WORK TO COMPLETE: Extract every line of the material that holds the string "Summary".
********************
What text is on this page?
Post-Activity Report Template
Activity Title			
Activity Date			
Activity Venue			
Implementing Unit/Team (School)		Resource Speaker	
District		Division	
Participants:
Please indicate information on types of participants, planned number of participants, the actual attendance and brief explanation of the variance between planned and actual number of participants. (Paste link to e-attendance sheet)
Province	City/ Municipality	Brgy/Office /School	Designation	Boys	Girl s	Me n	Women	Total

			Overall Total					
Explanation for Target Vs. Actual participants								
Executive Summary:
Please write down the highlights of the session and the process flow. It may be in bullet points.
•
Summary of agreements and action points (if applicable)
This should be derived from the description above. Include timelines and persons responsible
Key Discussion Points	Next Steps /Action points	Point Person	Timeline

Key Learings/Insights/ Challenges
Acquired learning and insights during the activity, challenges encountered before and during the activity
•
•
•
********************
WRITTEN RESPONSE:
Executive Summary:
Summary of agreements and action points (if applicable)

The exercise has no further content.